## EXERCISE
Copy the lines that follow, keeping every character the same.

## DATA ROWS
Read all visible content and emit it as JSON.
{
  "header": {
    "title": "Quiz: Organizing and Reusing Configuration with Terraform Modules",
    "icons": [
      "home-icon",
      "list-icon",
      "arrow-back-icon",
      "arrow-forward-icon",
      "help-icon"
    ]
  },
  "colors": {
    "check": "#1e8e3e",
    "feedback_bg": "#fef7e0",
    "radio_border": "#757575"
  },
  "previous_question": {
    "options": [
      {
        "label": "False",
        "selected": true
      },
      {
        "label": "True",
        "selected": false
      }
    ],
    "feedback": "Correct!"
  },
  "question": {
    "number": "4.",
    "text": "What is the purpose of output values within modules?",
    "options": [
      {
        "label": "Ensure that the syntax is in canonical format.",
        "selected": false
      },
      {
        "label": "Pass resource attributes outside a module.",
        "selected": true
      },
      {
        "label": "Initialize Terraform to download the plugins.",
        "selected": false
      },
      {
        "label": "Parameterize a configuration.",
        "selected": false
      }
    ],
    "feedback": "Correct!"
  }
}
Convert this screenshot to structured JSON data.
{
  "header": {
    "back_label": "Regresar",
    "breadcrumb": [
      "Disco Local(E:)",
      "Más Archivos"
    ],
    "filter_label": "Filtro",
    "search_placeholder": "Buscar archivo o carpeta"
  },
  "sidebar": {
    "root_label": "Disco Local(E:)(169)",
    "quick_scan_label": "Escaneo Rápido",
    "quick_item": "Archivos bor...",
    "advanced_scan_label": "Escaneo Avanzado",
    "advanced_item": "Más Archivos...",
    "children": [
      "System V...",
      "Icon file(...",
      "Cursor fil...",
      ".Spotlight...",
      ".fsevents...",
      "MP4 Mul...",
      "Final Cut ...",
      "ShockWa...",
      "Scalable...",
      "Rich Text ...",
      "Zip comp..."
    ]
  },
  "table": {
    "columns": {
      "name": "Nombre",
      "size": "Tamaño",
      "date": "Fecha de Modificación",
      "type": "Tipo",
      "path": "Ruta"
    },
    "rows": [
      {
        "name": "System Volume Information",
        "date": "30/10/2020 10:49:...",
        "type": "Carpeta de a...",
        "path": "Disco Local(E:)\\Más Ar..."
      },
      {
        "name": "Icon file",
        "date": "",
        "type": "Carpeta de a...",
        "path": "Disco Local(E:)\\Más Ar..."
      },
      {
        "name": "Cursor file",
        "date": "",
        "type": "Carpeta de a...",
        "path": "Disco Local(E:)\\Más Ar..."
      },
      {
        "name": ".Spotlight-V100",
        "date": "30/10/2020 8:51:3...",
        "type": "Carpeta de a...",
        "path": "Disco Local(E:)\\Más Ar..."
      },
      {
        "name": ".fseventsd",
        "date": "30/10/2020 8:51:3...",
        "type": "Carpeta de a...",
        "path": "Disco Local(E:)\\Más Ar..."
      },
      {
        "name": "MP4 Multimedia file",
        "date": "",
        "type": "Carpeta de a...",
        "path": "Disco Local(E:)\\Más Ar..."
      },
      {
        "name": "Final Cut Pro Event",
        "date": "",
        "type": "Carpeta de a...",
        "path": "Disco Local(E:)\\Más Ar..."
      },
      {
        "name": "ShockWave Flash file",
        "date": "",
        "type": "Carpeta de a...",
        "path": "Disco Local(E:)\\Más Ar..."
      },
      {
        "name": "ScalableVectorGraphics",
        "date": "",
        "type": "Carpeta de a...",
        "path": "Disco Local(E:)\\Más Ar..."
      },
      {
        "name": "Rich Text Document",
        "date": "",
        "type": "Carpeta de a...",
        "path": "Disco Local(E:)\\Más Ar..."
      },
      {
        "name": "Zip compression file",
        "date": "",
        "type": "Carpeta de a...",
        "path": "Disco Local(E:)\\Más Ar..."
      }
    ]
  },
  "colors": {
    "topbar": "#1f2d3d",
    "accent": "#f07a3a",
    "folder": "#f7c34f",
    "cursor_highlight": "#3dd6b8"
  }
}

## SOLUTION FOR THIS EXERCISE
Read all visible content and emit it as JSON.
{
  "header": {
    "title": "Quiz: Organizing and Reusing Configuration with Terraform Modules",
    "icons": [
      "home-icon",
      "list-icon",
      "arrow-back-icon",
      "arrow-forward-icon",
      "help-icon"
    ]
  },
  "colors": {
    "check": "#1e8e3e",
    "feedback_bg": "#fef7e0",
    "radio_border": "#757575"
  },
  "previous_question": {
    "options": [
      {
        "label": "False",
        "selected": true
      },
      {
        "label": "True",
        "selected": false
      }
    ],
    "feedback": "Correct!"
  },
  "question": {
    "number": "4.",
    "text": "What is the purpose of output values within modules?",
    "options": [
      {
        "label": "Ensure that the syntax is in canonical format.",
        "selected": false
      },
      {
        "label": "Pass resource attributes outside a module.",
        "selected": true
      },
      {
        "label": "Initialize Terraform to download the plugins.",
        "selected": false
      },
      {
        "label": "Parameterize a configuration.",
        "selected": false
      }
    ],
    "feedback": "Correct!"
  }
}
Convert this screenshot to structured JSON data.
{
  "header": {
    "back_label": "Regresar",
    "breadcrumb": [
      "Disco Local(E:)",
      "Más Archivos"
    ],
    "filter_label": "Filtro",
    "search_placeholder": "Buscar archivo o carpeta"
  },
  "sidebar": {
    "root_label": "Disco Local(E:)(169)",
    "quick_scan_label": "Escaneo Rápido",
    "quick_item": "Archivos bor...",
    "advanced_scan_label": "Escaneo Avanzado",
    "advanced_item": "Más Archivos...",
    "children": [
      "System V...",
      "Icon file(...",
      "Cursor fil...",
      ".Spotlight...",
      ".fsevents...",
      "MP4 Mul...",
      "Final Cut ...",
      "ShockWa...",
      "Scalable...",
      "Rich Text ...",
      "Zip comp..."
    ]
  },
  "table": {
    "columns": {
      "name": "Nombre",
      "size": "Tamaño",
      "date": "Fecha de Modificación",
      "type": "Tipo",
      "path": "Ruta"
    },
    "rows": [
      {
        "name": "System Volume Information",
        "date": "30/10/2020 10:49:...",
        "type": "Carpeta de a...",
        "path": "Disco Local(E:)\\Más Ar..."
      },
      {
        "name": "Icon file",
        "date": "",
        "type": "Carpeta de a...",
        "path": "Disco Local(E:)\\Más Ar..."
      },
      {
        "name": "Cursor file",
        "date": "",
        "type": "Carpeta de a...",
        "path": "Disco Local(E:)\\Más Ar..."
      },
      {
        "name": ".Spotlight-V100",
        "date": "30/10/2020 8:51:3...",
        "type": "Carpeta de a...",
        "path": "Disco Local(E:)\\Más Ar..."
      },
      {
        "name": ".fseventsd",
        "date": "30/10/2020 8:51:3...",
        "type": "Carpeta de a...",
        "path": "Disco Local(E:)\\Más Ar..."
      },
      {
        "name": "MP4 Multimedia file",
        "date": "",
        "type": "Carpeta de a...",
        "path": "Disco Local(E:)\\Más Ar..."
      },
      {
        "name": "Final Cut Pro Event",
        "date": "",
        "type": "Carpeta de a...",
        "path": "Disco Local(E:)\\Más Ar..."
      },
      {
        "name": "ShockWave Flash file",
        "date": "",
        "type": "Carpeta de a...",
        "path": "Disco Local(E:)\\Más Ar..."
      },
      {
        "name": "ScalableVectorGraphics",
        "date": "",
        "type": "Carpeta de a...",
        "path": "Disco Local(E:)\\Más Ar..."
      },
      {
        "name": "Rich Text Document",
        "date": "",
        "type": "Carpeta de a...",
        "path": "Disco Local(E:)\\Más Ar..."
      },
      {
        "name": "Zip compression file",
        "date": "",
        "type": "Carpeta de a...",
        "path": "Disco Local(E:)\\Más Ar..."
      }
    ]
  },
  "colors": {
    "topbar": "#1f2d3d",
    "accent": "#f07a3a",
    "folder": "#f7c34f",
    "cursor_highlight": "#3dd6b8"
  }
}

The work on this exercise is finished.